* start MATERIAL FOR THIS TASK *

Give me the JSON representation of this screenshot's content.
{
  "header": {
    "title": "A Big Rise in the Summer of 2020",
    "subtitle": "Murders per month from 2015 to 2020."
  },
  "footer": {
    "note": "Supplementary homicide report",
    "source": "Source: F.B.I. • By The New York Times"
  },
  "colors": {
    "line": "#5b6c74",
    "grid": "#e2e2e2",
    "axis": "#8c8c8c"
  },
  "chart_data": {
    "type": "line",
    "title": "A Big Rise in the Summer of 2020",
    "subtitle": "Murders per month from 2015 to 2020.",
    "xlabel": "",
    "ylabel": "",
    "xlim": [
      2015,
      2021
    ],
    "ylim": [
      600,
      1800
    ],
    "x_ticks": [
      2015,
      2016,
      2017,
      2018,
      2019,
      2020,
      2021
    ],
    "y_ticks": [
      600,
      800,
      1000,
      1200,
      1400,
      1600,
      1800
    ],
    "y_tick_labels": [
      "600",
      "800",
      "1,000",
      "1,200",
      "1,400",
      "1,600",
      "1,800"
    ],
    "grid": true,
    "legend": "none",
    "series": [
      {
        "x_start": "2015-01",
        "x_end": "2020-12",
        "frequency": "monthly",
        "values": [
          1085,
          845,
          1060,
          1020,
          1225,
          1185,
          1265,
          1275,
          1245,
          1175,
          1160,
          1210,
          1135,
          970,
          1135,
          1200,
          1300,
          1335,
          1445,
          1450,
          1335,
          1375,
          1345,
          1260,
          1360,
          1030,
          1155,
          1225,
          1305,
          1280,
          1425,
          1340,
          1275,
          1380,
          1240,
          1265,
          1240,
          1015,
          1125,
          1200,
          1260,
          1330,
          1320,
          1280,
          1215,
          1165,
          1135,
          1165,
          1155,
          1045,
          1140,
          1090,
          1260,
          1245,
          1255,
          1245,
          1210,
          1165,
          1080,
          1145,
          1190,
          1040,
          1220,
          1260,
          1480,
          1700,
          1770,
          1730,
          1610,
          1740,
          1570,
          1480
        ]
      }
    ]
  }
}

* end MATERIAL FOR THIS TASK *

▶ YOUR TASK
Quote the material exactly, leaving nothing out.

▶ OUTPUT FOR THIS TASK
Give me the JSON representation of this screenshot's content.
{
  "header": {
    "title": "A Big Rise in the Summer of 2020",
    "subtitle": "Murders per month from 2015 to 2020."
  },
  "footer": {
    "note": "Supplementary homicide report",
    "source": "Source: F.B.I. • By The New York Times"
  },
  "colors": {
    "line": "#5b6c74",
    "grid": "#e2e2e2",
    "axis": "#8c8c8c"
  },
  "chart_data": {
    "type": "line",
    "title": "A Big Rise in the Summer of 2020",
    "subtitle": "Murders per month from 2015 to 2020.",
    "xlabel": "",
    "ylabel": "",
    "xlim": [
      2015,
      2021
    ],
    "ylim": [
      600,
      1800
    ],
    "x_ticks": [
      2015,
      2016,
      2017,
      2018,
      2019,
      2020,
      2021
    ],
    "y_ticks": [
      600,
      800,
      1000,
      1200,
      1400,
      1600,
      1800
    ],
    "y_tick_labels": [
      "600",
      "800",
      "1,000",
      "1,200",
      "1,400",
      "1,600",
      "1,800"
    ],
    "grid": true,
    "legend": "none",
    "series": [
      {
        "x_start": "2015-01",
        "x_end": "2020-12",
        "frequency": "monthly",
        "values": [
          1085,
          845,
          1060,
          1020,
          1225,
          1185,
          1265,
          1275,
          1245,
          1175,
          1160,
          1210,
          1135,
          970,
          1135,
          1200,
          1300,
          1335,
          1445,
          1450,
          1335,
          1375,
          1345,
          1260,
          1360,
          1030,
          1155,
          1225,
          1305,
          1280,
          1425,
          1340,
          1275,
          1380,
          1240,
          1265,
          1240,
          1015,
          1125,
          1200,
          1260,
          1330,
          1320,
          1280,
          1215,
          1165,
          1135,
          1165,
          1155,
          1045,
          1140,
          1090,
          1260,
          1245,
          1255,
          1245,
          1210,
          1165,
          1080,
          1145,
          1190,
          1040,
          1220,
          1260,
          1480,
          1700,
          1770,
          1730,
          1610,
          1740,
          1570,
          1480
        ]
      }
    ]
  }
}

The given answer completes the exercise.